--- start ---

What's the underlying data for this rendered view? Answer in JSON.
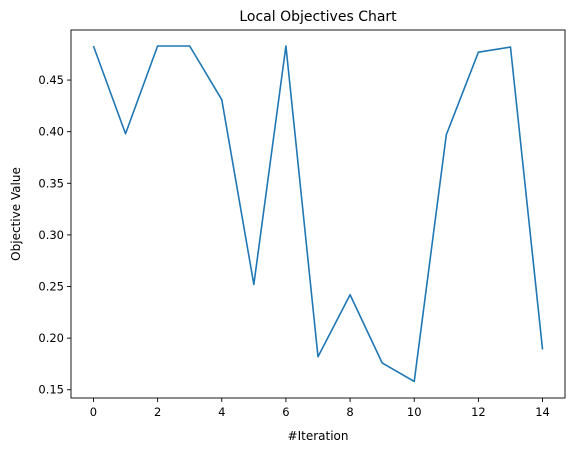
{
  "chart_data": {
    "type": "line",
    "title": "Local Objectives Chart",
    "xlabel": "#Iteration",
    "ylabel": "Objective Value",
    "x": [
      0,
      1,
      2,
      3,
      4,
      5,
      6,
      7,
      8,
      9,
      10,
      11,
      12,
      13,
      14
    ],
    "series": [
      {
        "values": [
          0.483,
          0.398,
          0.483,
          0.483,
          0.431,
          0.252,
          0.483,
          0.182,
          0.242,
          0.176,
          0.158,
          0.397,
          0.477,
          0.482,
          0.189
        ],
        "color": "#1f77b4"
      }
    ],
    "xlim": [
      -0.7,
      14.7
    ],
    "ylim": [
      0.142,
      0.4985
    ],
    "xticks": [
      0,
      2,
      4,
      6,
      8,
      10,
      12,
      14
    ],
    "xtick_labels": [
      "0",
      "2",
      "4",
      "6",
      "8",
      "10",
      "12",
      "14"
    ],
    "yticks": [
      0.15,
      0.2,
      0.25,
      0.3,
      0.35,
      0.4,
      0.45
    ],
    "ytick_labels": [
      "0.15",
      "0.20",
      "0.25",
      "0.30",
      "0.35",
      "0.40",
      "0.45"
    ],
    "grid": false,
    "legend": "none"
  }
}
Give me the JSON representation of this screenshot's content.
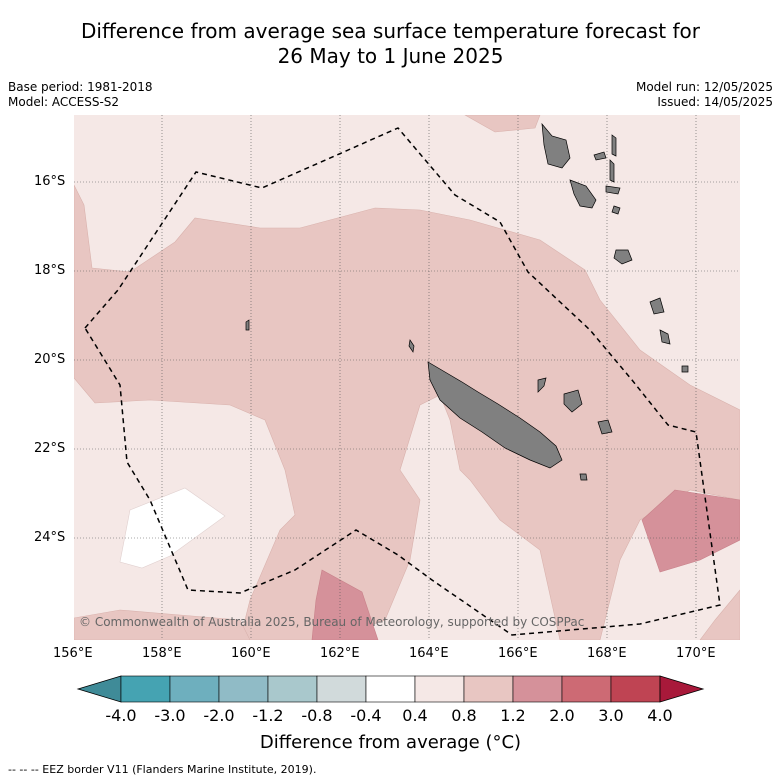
{
  "title": {
    "line1": "Difference from average sea surface temperature forecast for",
    "line2": "26 May to 1 June 2025"
  },
  "meta": {
    "base_period": "Base period: 1981-2018",
    "model": "Model: ACCESS-S2",
    "model_run": "Model run: 12/05/2025",
    "issued": "Issued: 14/05/2025"
  },
  "map": {
    "latitude_labels": [
      "16°S",
      "18°S",
      "20°S",
      "22°S",
      "24°S"
    ],
    "longitude_labels": [
      "156°E",
      "158°E",
      "160°E",
      "162°E",
      "164°E",
      "166°E",
      "168°E",
      "170°E"
    ],
    "copyright": "© Commonwealth of Australia 2025, Bureau of Meteorology, supported by COSPPac",
    "land_color": "#808080"
  },
  "colorbar": {
    "ticks": [
      "-4.0",
      "-3.0",
      "-2.0",
      "-1.2",
      "-0.8",
      "-0.4",
      "0.4",
      "0.8",
      "1.2",
      "2.0",
      "3.0",
      "4.0"
    ],
    "colors": [
      "#3f8b98",
      "#45a3b2",
      "#6eafbe",
      "#90bbc6",
      "#a9c8cc",
      "#d1dadb",
      "#ffffff",
      "#f5e8e6",
      "#e8c6c2",
      "#d5919a",
      "#cd6a74",
      "#bf4453",
      "#a8193a"
    ],
    "label": "Difference from average (°C)"
  },
  "footnote": "--  --  -- EEZ border V11 (Flanders Marine Institute, 2019)."
}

--- end ---

_Task requirements:_
Pick out each line in the material containing "from".

_Correct answer:_
    "line1": "Difference from average sea surface temperature forecast for",
    "label": "Difference from average (°C)"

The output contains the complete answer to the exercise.